EXERCISE: Return all lines in the material below that contain "title".

# DATA FOR THIS EXERCISE start

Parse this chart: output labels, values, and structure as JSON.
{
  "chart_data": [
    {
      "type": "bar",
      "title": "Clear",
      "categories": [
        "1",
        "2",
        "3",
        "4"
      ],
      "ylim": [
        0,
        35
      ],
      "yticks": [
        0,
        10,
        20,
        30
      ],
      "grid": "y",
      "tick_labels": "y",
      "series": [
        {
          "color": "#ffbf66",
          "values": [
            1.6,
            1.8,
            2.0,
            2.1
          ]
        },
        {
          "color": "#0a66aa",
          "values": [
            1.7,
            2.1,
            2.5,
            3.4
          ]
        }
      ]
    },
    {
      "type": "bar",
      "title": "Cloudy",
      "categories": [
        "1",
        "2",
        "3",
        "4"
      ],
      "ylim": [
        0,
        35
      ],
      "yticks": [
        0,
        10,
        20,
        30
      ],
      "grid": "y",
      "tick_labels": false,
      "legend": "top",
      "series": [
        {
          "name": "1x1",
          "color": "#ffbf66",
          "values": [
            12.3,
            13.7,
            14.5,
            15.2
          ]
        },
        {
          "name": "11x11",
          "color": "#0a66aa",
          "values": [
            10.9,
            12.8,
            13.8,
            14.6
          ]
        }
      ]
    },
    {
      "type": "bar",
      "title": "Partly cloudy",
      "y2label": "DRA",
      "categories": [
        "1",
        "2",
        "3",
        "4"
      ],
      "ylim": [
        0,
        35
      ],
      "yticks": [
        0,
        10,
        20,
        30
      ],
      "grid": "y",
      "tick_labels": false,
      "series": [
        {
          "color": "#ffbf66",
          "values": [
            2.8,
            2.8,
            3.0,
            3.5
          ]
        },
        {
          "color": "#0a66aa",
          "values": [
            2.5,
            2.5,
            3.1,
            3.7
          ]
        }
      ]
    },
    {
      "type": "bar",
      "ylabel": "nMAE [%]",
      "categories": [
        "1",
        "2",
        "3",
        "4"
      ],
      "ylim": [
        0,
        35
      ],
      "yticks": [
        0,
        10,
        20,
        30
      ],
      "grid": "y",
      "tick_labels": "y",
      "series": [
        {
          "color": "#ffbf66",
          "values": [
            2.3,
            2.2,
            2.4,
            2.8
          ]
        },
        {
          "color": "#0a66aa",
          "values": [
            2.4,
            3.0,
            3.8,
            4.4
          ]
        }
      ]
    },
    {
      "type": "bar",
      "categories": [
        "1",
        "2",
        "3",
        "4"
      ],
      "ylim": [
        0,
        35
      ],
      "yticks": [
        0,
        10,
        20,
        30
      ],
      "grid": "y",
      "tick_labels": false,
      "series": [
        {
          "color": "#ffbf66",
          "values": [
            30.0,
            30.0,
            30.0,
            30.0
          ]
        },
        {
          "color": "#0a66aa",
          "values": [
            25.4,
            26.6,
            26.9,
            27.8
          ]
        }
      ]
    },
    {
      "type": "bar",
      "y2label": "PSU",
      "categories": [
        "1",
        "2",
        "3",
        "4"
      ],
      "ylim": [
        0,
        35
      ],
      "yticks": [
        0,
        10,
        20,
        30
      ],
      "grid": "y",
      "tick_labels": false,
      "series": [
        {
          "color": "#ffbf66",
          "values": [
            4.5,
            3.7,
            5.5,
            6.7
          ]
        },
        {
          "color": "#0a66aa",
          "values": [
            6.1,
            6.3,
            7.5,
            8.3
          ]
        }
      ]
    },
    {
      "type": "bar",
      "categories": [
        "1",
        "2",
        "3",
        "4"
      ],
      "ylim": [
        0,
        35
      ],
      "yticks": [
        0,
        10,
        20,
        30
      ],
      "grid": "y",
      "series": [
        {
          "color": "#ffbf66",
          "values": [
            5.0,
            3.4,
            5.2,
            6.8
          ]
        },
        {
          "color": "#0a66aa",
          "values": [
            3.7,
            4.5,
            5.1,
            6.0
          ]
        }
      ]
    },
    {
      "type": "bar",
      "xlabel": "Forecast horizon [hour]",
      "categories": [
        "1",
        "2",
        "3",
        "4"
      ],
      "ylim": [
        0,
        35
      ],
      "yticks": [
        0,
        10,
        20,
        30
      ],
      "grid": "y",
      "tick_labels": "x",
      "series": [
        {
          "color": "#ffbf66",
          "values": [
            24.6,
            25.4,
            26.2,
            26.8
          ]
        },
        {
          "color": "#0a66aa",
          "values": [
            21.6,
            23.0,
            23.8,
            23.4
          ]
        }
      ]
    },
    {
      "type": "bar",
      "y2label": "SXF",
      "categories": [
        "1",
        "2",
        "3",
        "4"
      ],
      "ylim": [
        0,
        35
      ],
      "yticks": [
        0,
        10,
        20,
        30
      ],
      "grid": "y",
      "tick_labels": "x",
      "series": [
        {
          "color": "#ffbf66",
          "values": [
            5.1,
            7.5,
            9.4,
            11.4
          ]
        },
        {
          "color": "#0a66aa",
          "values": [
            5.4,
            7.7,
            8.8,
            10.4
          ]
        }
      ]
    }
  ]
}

# DATA FOR THIS EXERCISE end

EXERCISE OUTPUT:
      "title": "Clear",
      "title": "Cloudy",
      "title": "Partly cloudy",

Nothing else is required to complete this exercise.